* start Supplied material *

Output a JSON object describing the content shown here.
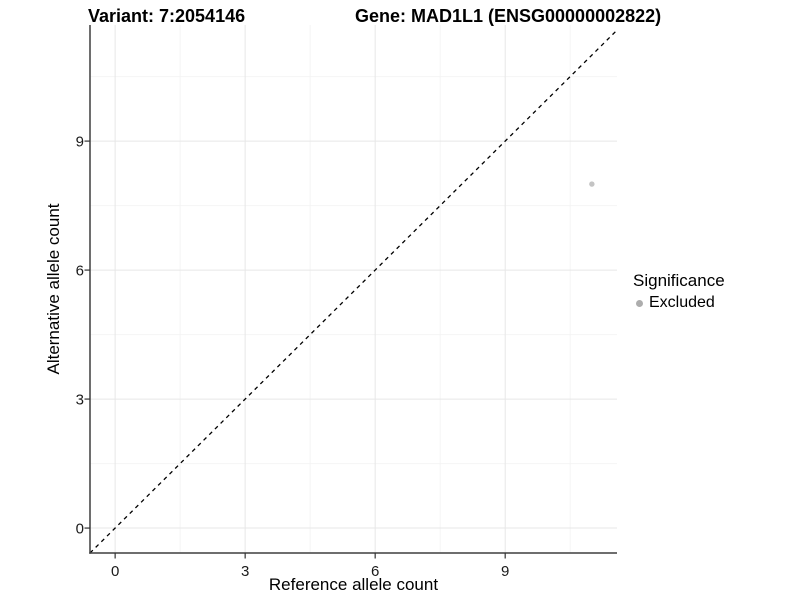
{
  "chart_data": {
    "type": "scatter",
    "title_left": "Variant: 7:2054146",
    "title_right": "Gene: MAD1L1 (ENSG00000002822)",
    "xlabel": "Reference allele count",
    "ylabel": "Alternative allele count",
    "xlim": [
      -0.58,
      11.58
    ],
    "ylim": [
      -0.58,
      11.7
    ],
    "x_major_ticks": [
      0,
      3,
      6,
      9
    ],
    "y_major_ticks": [
      0,
      3,
      6,
      9
    ],
    "x_minor_ticks": [
      1.5,
      4.5,
      7.5,
      10.5
    ],
    "y_minor_ticks": [
      1.5,
      4.5,
      7.5,
      10.5
    ],
    "grid": true,
    "reference_line": {
      "type": "identity",
      "slope": 1,
      "intercept": 0,
      "style": "dashed"
    },
    "series": [
      {
        "name": "Excluded",
        "color": "#c4c4c4",
        "points": [
          {
            "x": 11,
            "y": 8
          }
        ]
      }
    ],
    "legend": {
      "title": "Significance",
      "position": "right",
      "entries": [
        {
          "label": "Excluded",
          "color": "#adadad"
        }
      ]
    },
    "colors": {
      "background": "#ffffff",
      "grid_major": "#e7e7e7",
      "grid_minor": "#f4f4f4",
      "axis_line": "#3f3f3f",
      "tick_mark": "#333333",
      "tick_label": "#1a1a1a",
      "reference_line": "#000000",
      "point": "#c4c4c4"
    }
  }
}
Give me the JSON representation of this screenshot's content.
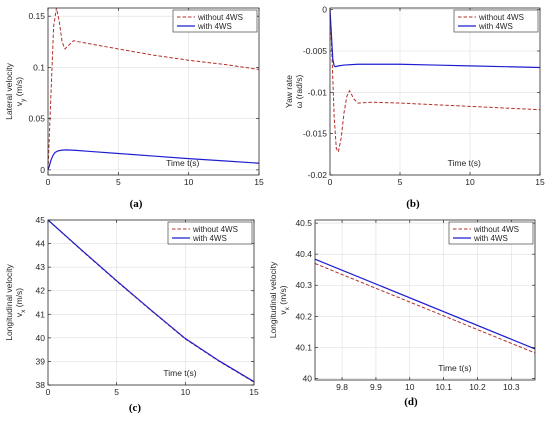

* end Supplied material *

**What the task asks:** Every entry above is to be set down exactly; the pictures are to be left out.

**Result of this task:**
Output a JSON object describing the content shown here.
{
  "chart_data": {
    "type": "scatter",
    "title_left": "Variant: 7:2054146",
    "title_right": "Gene: MAD1L1 (ENSG00000002822)",
    "xlabel": "Reference allele count",
    "ylabel": "Alternative allele count",
    "xlim": [
      -0.58,
      11.58
    ],
    "ylim": [
      -0.58,
      11.7
    ],
    "x_major_ticks": [
      0,
      3,
      6,
      9
    ],
    "y_major_ticks": [
      0,
      3,
      6,
      9
    ],
    "x_minor_ticks": [
      1.5,
      4.5,
      7.5,
      10.5
    ],
    "y_minor_ticks": [
      1.5,
      4.5,
      7.5,
      10.5
    ],
    "grid": true,
    "reference_line": {
      "type": "identity",
      "slope": 1,
      "intercept": 0,
      "style": "dashed"
    },
    "series": [
      {
        "name": "Excluded",
        "color": "#c4c4c4",
        "points": [
          {
            "x": 11,
            "y": 8
          }
        ]
      }
    ],
    "legend": {
      "title": "Significance",
      "position": "right",
      "entries": [
        {
          "label": "Excluded",
          "color": "#adadad"
        }
      ]
    },
    "colors": {
      "background": "#ffffff",
      "grid_major": "#e7e7e7",
      "grid_minor": "#f4f4f4",
      "axis_line": "#3f3f3f",
      "tick_mark": "#333333",
      "tick_label": "#1a1a1a",
      "reference_line": "#000000",
      "point": "#c4c4c4"
    }
  }
}
Give me the JSON representation of this screenshot's content.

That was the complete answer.